## Begin
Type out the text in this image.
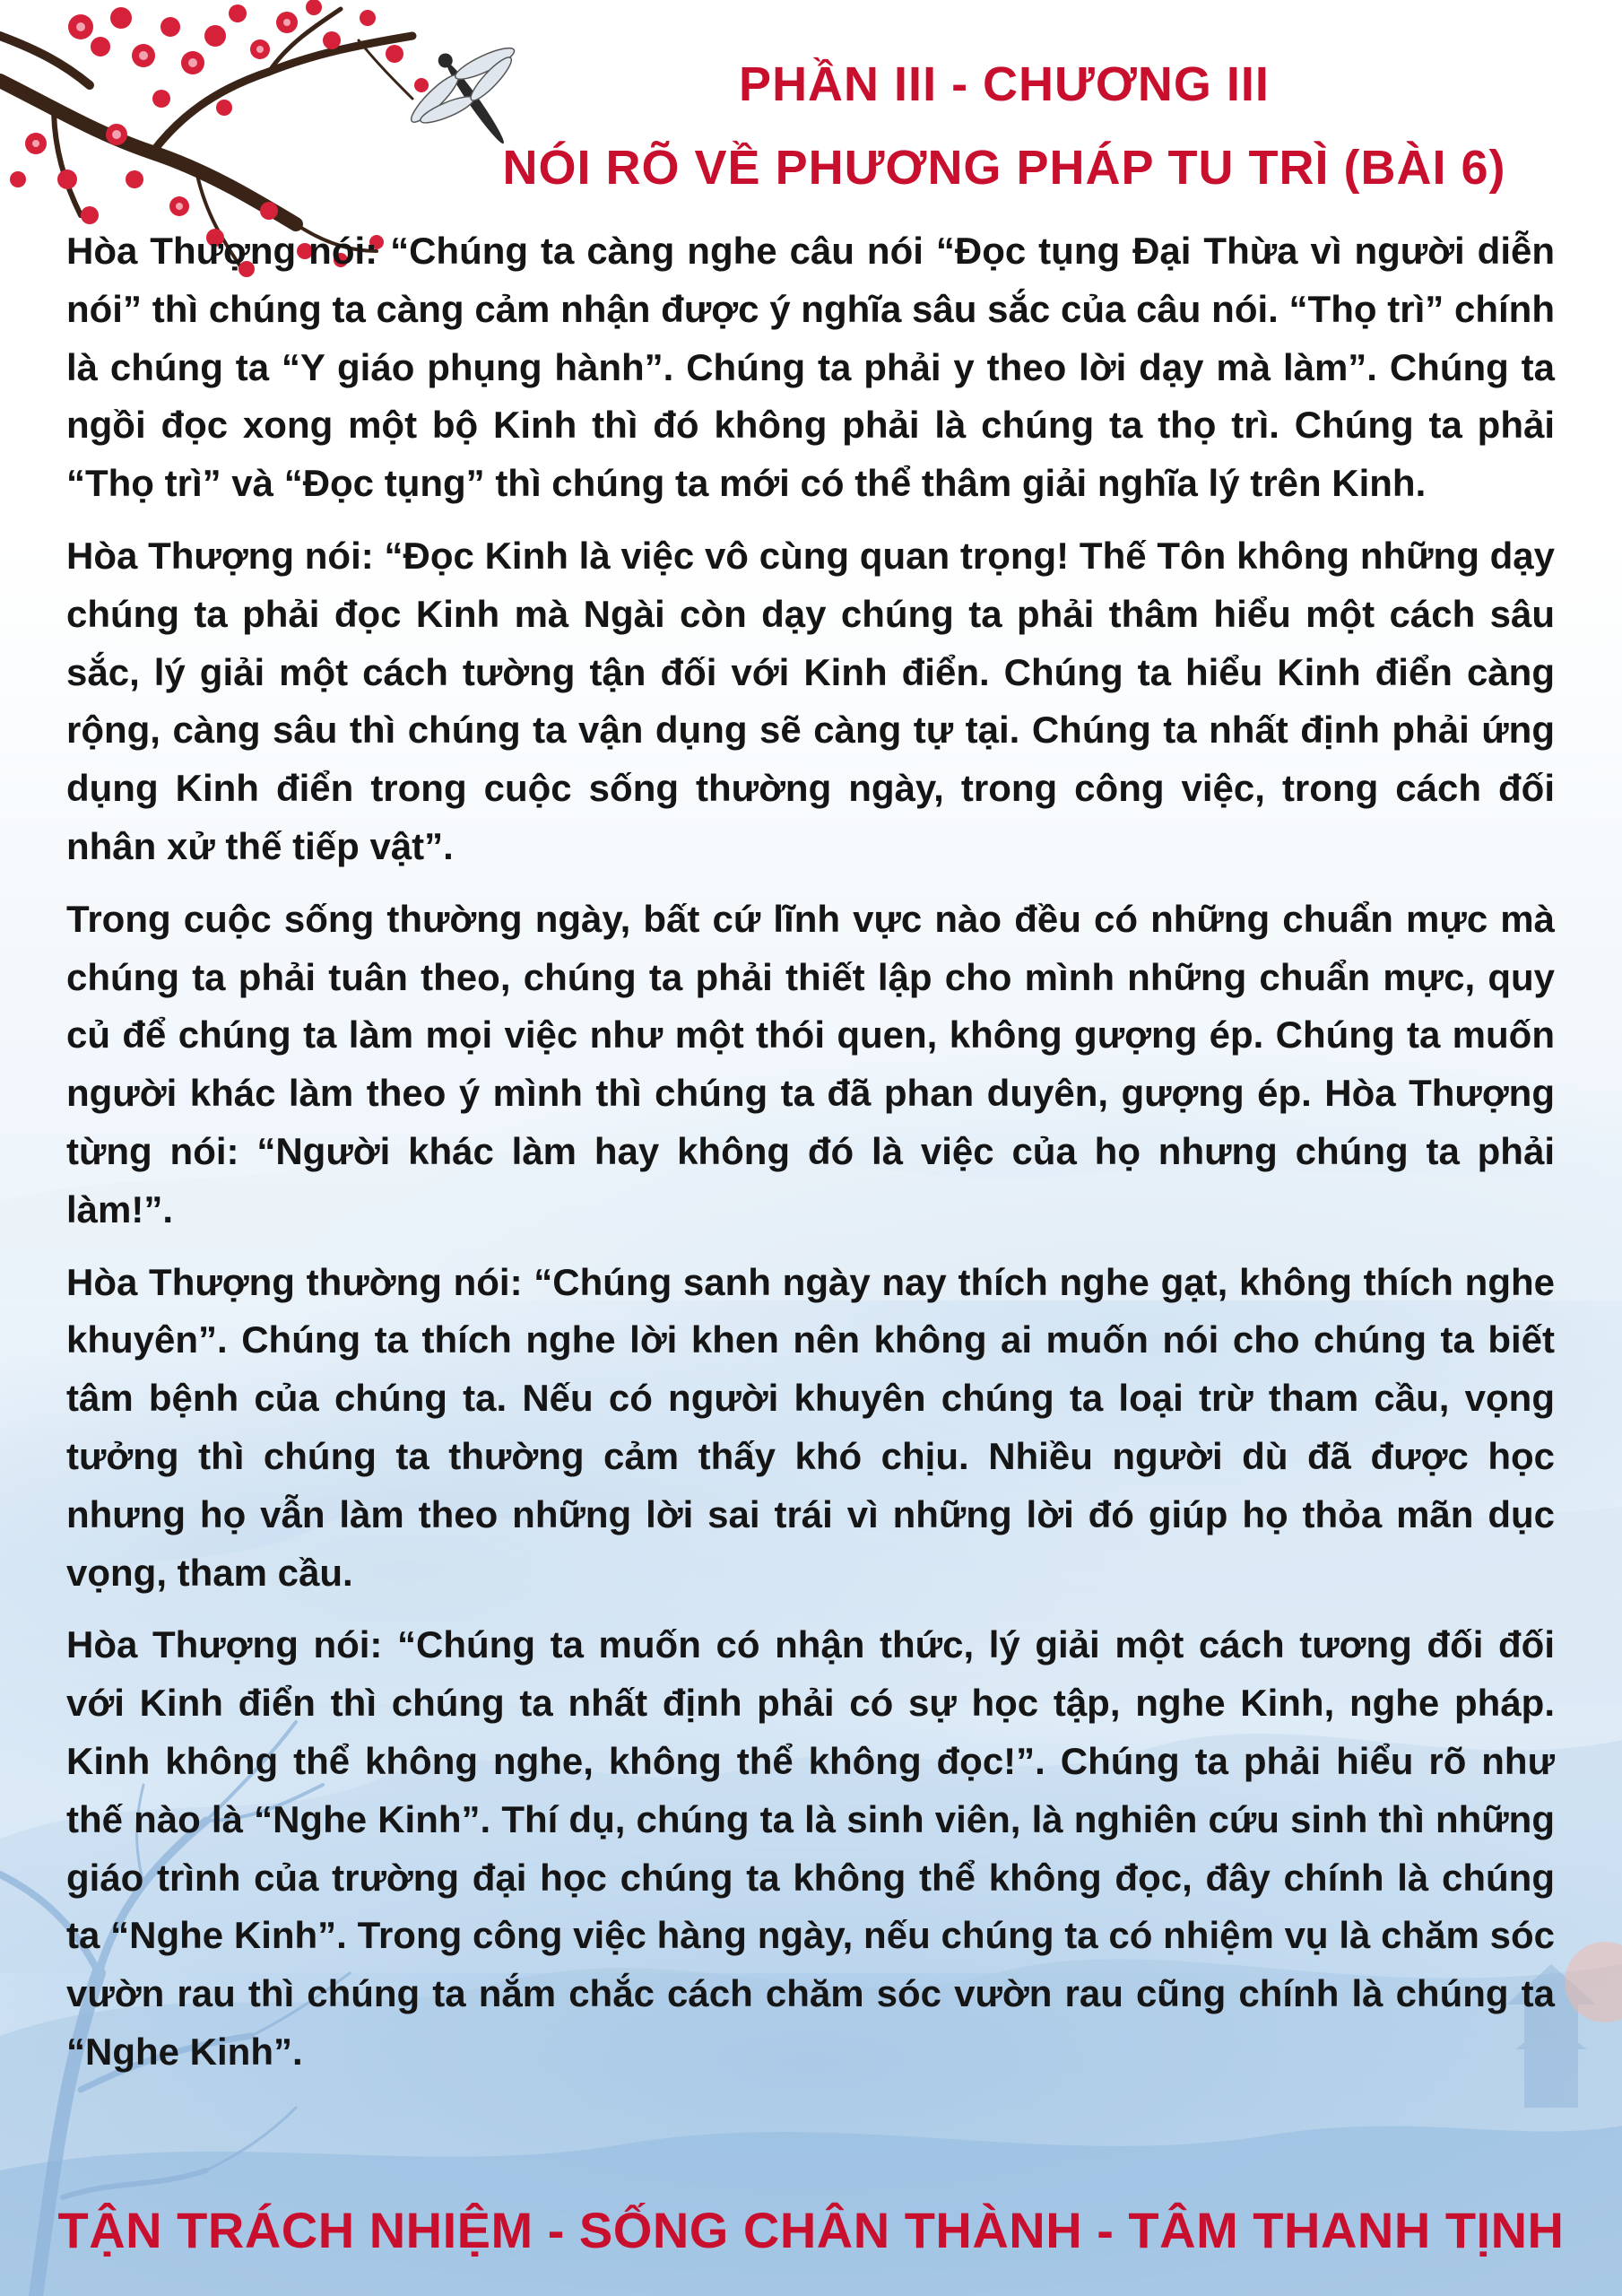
PHẦN III - CHƯƠNG III
NÓI RÕ VỀ PHƯƠNG PHÁP TU TRÌ (BÀI 6)

Hòa Thượng nói: “Chúng ta càng nghe câu nói “Đọc tụng Đại Thừa vì người diễn nói” thì chúng ta càng cảm nhận được ý nghĩa sâu sắc của câu nói. “Thọ trì” chính là chúng ta “Y giáo phụng hành”. Chúng ta phải y theo lời dạy mà làm”. Chúng ta ngồi đọc xong một bộ Kinh thì đó không phải là chúng ta thọ trì. Chúng ta phải “Thọ trì” và “Đọc tụng” thì chúng ta mới có thể thâm giải nghĩa lý trên Kinh.

Hòa Thượng nói: “Đọc Kinh là việc vô cùng quan trọng! Thế Tôn không những dạy chúng ta phải đọc Kinh mà Ngài còn dạy chúng ta phải thâm hiểu một cách sâu sắc, lý giải một cách tường tận đối với Kinh điển. Chúng ta hiểu Kinh điển càng rộng, càng sâu thì chúng ta vận dụng sẽ càng tự tại. Chúng ta nhất định phải ứng dụng Kinh điển trong cuộc sống thường ngày, trong công việc, trong cách đối nhân xử thế tiếp vật”.

Trong cuộc sống thường ngày, bất cứ lĩnh vực nào đều có những chuẩn mực mà chúng ta phải tuân theo, chúng ta phải thiết lập cho mình những chuẩn mực, quy củ để chúng ta làm mọi việc như một thói quen, không gượng ép. Chúng ta muốn người khác làm theo ý mình thì chúng ta đã phan duyên, gượng ép. Hòa Thượng từng nói: “Người khác làm hay không đó là việc của họ nhưng chúng ta phải làm!”.

Hòa Thượng thường nói: “Chúng sanh ngày nay thích nghe gạt, không thích nghe khuyên”. Chúng ta thích nghe lời khen nên không ai muốn nói cho chúng ta biết tâm bệnh của chúng ta. Nếu có người khuyên chúng ta loại trừ tham cầu, vọng tưởng thì chúng ta thường cảm thấy khó chịu. Nhiều người dù đã được học nhưng họ vẫn làm theo những lời sai trái vì những lời đó giúp họ thỏa mãn dục vọng, tham cầu.

Hòa Thượng nói: “Chúng ta muốn có nhận thức, lý giải một cách tương đối đối với Kinh điển thì chúng ta nhất định phải có sự học tập, nghe Kinh, nghe pháp. Kinh không thể không nghe, không thể không đọc!”. Chúng ta phải hiểu rõ như thế nào là “Nghe Kinh”. Thí dụ, chúng ta là sinh viên, là nghiên cứu sinh thì những giáo trình của trường đại học chúng ta không thể không đọc, đây chính là chúng ta “Nghe Kinh”. Trong công việc hàng ngày, nếu chúng ta có nhiệm vụ là chăm sóc vườn rau thì chúng ta nắm chắc cách chăm sóc vườn rau cũng chính là chúng ta “Nghe Kinh”.

TẬN TRÁCH NHIỆM - SỐNG CHÂN THÀNH - TÂM THANH TỊNH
## End
**Directive**: Your copy should hold every record word for word and none of the pictures.

**Written answer**:
Type out the text in this image.
PHẦN III - CHƯƠNG III
NÓI RÕ VỀ PHƯƠNG PHÁP TU TRÌ (BÀI 6)

Hòa Thượng nói: “Chúng ta càng nghe câu nói “Đọc tụng Đại Thừa vì người diễn nói” thì chúng ta càng cảm nhận được ý nghĩa sâu sắc của câu nói. “Thọ trì” chính là chúng ta “Y giáo phụng hành”. Chúng ta phải y theo lời dạy mà làm”. Chúng ta ngồi đọc xong một bộ Kinh thì đó không phải là chúng ta thọ trì. Chúng ta phải “Thọ trì” và “Đọc tụng” thì chúng ta mới có thể thâm giải nghĩa lý trên Kinh.

Hòa Thượng nói: “Đọc Kinh là việc vô cùng quan trọng! Thế Tôn không những dạy chúng ta phải đọc Kinh mà Ngài còn dạy chúng ta phải thâm hiểu một cách sâu sắc, lý giải một cách tường tận đối với Kinh điển. Chúng ta hiểu Kinh điển càng rộng, càng sâu thì chúng ta vận dụng sẽ càng tự tại. Chúng ta nhất định phải ứng dụng Kinh điển trong cuộc sống thường ngày, trong công việc, trong cách đối nhân xử thế tiếp vật”.

Trong cuộc sống thường ngày, bất cứ lĩnh vực nào đều có những chuẩn mực mà chúng ta phải tuân theo, chúng ta phải thiết lập cho mình những chuẩn mực, quy củ để chúng ta làm mọi việc như một thói quen, không gượng ép. Chúng ta muốn người khác làm theo ý mình thì chúng ta đã phan duyên, gượng ép. Hòa Thượng từng nói: “Người khác làm hay không đó là việc của họ nhưng chúng ta phải làm!”.

Hòa Thượng thường nói: “Chúng sanh ngày nay thích nghe gạt, không thích nghe khuyên”. Chúng ta thích nghe lời khen nên không ai muốn nói cho chúng ta biết tâm bệnh của chúng ta. Nếu có người khuyên chúng ta loại trừ tham cầu, vọng tưởng thì chúng ta thường cảm thấy khó chịu. Nhiều người dù đã được học nhưng họ vẫn làm theo những lời sai trái vì những lời đó giúp họ thỏa mãn dục vọng, tham cầu.

Hòa Thượng nói: “Chúng ta muốn có nhận thức, lý giải một cách tương đối đối với Kinh điển thì chúng ta nhất định phải có sự học tập, nghe Kinh, nghe pháp. Kinh không thể không nghe, không thể không đọc!”. Chúng ta phải hiểu rõ như thế nào là “Nghe Kinh”. Thí dụ, chúng ta là sinh viên, là nghiên cứu sinh thì những giáo trình của trường đại học chúng ta không thể không đọc, đây chính là chúng ta “Nghe Kinh”. Trong công việc hàng ngày, nếu chúng ta có nhiệm vụ là chăm sóc vườn rau thì chúng ta nắm chắc cách chăm sóc vườn rau cũng chính là chúng ta “Nghe Kinh”.

TẬN TRÁCH NHIỆM - SỐNG CHÂN THÀNH - TÂM THANH TỊNH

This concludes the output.